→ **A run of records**
▶

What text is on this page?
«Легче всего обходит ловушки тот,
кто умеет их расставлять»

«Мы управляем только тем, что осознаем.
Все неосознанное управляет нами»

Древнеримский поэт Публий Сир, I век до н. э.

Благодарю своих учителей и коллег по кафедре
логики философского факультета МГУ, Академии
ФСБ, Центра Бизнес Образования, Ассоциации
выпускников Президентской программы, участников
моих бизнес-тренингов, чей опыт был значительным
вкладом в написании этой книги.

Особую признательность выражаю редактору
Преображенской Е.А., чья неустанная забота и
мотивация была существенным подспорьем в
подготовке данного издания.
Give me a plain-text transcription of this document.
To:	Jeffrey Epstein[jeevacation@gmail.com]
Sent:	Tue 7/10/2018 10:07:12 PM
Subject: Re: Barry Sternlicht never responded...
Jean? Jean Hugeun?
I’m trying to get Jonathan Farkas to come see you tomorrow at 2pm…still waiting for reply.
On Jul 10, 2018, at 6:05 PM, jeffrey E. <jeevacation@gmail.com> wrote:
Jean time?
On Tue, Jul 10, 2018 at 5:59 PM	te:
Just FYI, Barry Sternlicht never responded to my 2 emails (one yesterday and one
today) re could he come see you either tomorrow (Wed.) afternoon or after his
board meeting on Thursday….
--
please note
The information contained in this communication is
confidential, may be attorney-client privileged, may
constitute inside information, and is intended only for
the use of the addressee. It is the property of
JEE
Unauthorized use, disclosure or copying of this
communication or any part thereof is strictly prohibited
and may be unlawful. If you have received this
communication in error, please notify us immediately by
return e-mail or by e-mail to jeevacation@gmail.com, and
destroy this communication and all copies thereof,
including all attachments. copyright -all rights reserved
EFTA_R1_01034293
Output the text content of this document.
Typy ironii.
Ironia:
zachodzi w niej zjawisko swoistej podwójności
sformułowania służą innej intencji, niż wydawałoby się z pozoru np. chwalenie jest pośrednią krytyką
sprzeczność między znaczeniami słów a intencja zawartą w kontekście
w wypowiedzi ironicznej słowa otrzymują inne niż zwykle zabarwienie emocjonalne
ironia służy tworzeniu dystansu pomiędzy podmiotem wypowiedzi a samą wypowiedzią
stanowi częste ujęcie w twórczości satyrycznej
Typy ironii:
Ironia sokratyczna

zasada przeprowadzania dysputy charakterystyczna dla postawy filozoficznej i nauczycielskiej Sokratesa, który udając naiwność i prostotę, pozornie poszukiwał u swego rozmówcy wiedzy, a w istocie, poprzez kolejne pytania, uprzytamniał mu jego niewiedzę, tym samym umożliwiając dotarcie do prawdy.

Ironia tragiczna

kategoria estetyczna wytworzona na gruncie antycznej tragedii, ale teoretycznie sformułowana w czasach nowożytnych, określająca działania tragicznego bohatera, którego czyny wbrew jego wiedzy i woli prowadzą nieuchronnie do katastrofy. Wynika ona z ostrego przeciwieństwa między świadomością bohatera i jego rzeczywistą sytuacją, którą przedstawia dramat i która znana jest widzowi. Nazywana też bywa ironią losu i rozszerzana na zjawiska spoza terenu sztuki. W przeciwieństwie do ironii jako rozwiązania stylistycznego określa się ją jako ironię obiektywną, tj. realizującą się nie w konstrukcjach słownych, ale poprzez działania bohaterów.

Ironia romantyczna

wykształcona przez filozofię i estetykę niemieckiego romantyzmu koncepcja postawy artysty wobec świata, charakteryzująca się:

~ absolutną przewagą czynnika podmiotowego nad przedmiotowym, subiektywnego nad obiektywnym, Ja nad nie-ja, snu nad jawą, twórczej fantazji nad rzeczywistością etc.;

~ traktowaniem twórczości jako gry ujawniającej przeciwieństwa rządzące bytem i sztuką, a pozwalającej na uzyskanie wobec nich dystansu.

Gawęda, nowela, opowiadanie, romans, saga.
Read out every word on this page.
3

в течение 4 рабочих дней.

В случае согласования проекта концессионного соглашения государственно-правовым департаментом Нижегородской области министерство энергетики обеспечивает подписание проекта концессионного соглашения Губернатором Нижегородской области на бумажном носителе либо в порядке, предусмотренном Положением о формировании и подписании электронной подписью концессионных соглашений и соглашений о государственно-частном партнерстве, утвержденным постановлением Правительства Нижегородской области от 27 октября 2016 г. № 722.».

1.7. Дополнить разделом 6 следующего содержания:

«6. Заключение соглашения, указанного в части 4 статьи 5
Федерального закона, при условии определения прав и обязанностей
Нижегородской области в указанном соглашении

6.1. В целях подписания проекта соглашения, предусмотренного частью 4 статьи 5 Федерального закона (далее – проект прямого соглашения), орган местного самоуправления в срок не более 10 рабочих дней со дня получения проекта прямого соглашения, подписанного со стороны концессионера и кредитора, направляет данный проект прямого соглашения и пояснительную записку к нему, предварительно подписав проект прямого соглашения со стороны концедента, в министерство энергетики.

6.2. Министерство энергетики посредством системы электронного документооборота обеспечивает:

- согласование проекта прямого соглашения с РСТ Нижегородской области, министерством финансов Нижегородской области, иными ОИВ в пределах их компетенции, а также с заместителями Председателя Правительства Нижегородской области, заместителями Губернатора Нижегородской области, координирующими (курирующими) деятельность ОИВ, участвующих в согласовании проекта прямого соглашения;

◀

→ **What you are asked to do**
Reproduce the listing above word for word.

→ **Reply**
What text is on this page?
«Легче всего обходит ловушки тот,
кто умеет их расставлять»

«Мы управляем только тем, что осознаем.
Все неосознанное управляет нами»

Древнеримский поэт Публий Сир, I век до н. э.

Благодарю своих учителей и коллег по кафедре
логики философского факультета МГУ, Академии
ФСБ, Центра Бизнес Образования, Ассоциации
выпускников Президентской программы, участников
моих бизнес-тренингов, чей опыт был значительным
вкладом в написании этой книги.

Особую признательность выражаю редактору
Преображенской Е.А., чья неустанная забота и
мотивация была существенным подспорьем в
подготовке данного издания.
Give me a plain-text transcription of this document.
To:	Jeffrey Epstein[jeevacation@gmail.com]
Sent:	Tue 7/10/2018 10:07:12 PM
Subject: Re: Barry Sternlicht never responded...
Jean? Jean Hugeun?
I’m trying to get Jonathan Farkas to come see you tomorrow at 2pm…still waiting for reply.
On Jul 10, 2018, at 6:05 PM, jeffrey E. <jeevacation@gmail.com> wrote:
Jean time?
On Tue, Jul 10, 2018 at 5:59 PM	te:
Just FYI, Barry Sternlicht never responded to my 2 emails (one yesterday and one
today) re could he come see you either tomorrow (Wed.) afternoon or after his
board meeting on Thursday….
--
please note
The information contained in this communication is
confidential, may be attorney-client privileged, may
constitute inside information, and is intended only for
the use of the addressee. It is the property of
JEE
Unauthorized use, disclosure or copying of this
communication or any part thereof is strictly prohibited
and may be unlawful. If you have received this
communication in error, please notify us immediately by
return e-mail or by e-mail to jeevacation@gmail.com, and
destroy this communication and all copies thereof,
including all attachments. copyright -all rights reserved
EFTA_R1_01034293
Output the text content of this document.
Typy ironii.
Ironia:
zachodzi w niej zjawisko swoistej podwójności
sformułowania służą innej intencji, niż wydawałoby się z pozoru np. chwalenie jest pośrednią krytyką
sprzeczność między znaczeniami słów a intencja zawartą w kontekście
w wypowiedzi ironicznej słowa otrzymują inne niż zwykle zabarwienie emocjonalne
ironia służy tworzeniu dystansu pomiędzy podmiotem wypowiedzi a samą wypowiedzią
stanowi częste ujęcie w twórczości satyrycznej
Typy ironii:
Ironia sokratyczna

zasada przeprowadzania dysputy charakterystyczna dla postawy filozoficznej i nauczycielskiej Sokratesa, który udając naiwność i prostotę, pozornie poszukiwał u swego rozmówcy wiedzy, a w istocie, poprzez kolejne pytania, uprzytamniał mu jego niewiedzę, tym samym umożliwiając dotarcie do prawdy.

Ironia tragiczna

kategoria estetyczna wytworzona na gruncie antycznej tragedii, ale teoretycznie sformułowana w czasach nowożytnych, określająca działania tragicznego bohatera, którego czyny wbrew jego wiedzy i woli prowadzą nieuchronnie do katastrofy. Wynika ona z ostrego przeciwieństwa między świadomością bohatera i jego rzeczywistą sytuacją, którą przedstawia dramat i która znana jest widzowi. Nazywana też bywa ironią losu i rozszerzana na zjawiska spoza terenu sztuki. W przeciwieństwie do ironii jako rozwiązania stylistycznego określa się ją jako ironię obiektywną, tj. realizującą się nie w konstrukcjach słownych, ale poprzez działania bohaterów.

Ironia romantyczna

wykształcona przez filozofię i estetykę niemieckiego romantyzmu koncepcja postawy artysty wobec świata, charakteryzująca się:

~ absolutną przewagą czynnika podmiotowego nad przedmiotowym, subiektywnego nad obiektywnym, Ja nad nie-ja, snu nad jawą, twórczej fantazji nad rzeczywistością etc.;

~ traktowaniem twórczości jako gry ujawniającej przeciwieństwa rządzące bytem i sztuką, a pozwalającej na uzyskanie wobec nich dystansu.

Gawęda, nowela, opowiadanie, romans, saga.
Read out every word on this page.
3

в течение 4 рабочих дней.

В случае согласования проекта концессионного соглашения государственно-правовым департаментом Нижегородской области министерство энергетики обеспечивает подписание проекта концессионного соглашения Губернатором Нижегородской области на бумажном носителе либо в порядке, предусмотренном Положением о формировании и подписании электронной подписью концессионных соглашений и соглашений о государственно-частном партнерстве, утвержденным постановлением Правительства Нижегородской области от 27 октября 2016 г. № 722.».

1.7. Дополнить разделом 6 следующего содержания:

«6. Заключение соглашения, указанного в части 4 статьи 5
Федерального закона, при условии определения прав и обязанностей
Нижегородской области в указанном соглашении

6.1. В целях подписания проекта соглашения, предусмотренного частью 4 статьи 5 Федерального закона (далее – проект прямого соглашения), орган местного самоуправления в срок не более 10 рабочих дней со дня получения проекта прямого соглашения, подписанного со стороны концессионера и кредитора, направляет данный проект прямого соглашения и пояснительную записку к нему, предварительно подписав проект прямого соглашения со стороны концедента, в министерство энергетики.

6.2. Министерство энергетики посредством системы электронного документооборота обеспечивает:

- согласование проекта прямого соглашения с РСТ Нижегородской области, министерством финансов Нижегородской области, иными ОИВ в пределах их компетенции, а также с заместителями Председателя Правительства Нижегородской области, заместителями Губернатора Нижегородской области, координирующими (курирующими) деятельность ОИВ, участвующих в согласовании проекта прямого соглашения;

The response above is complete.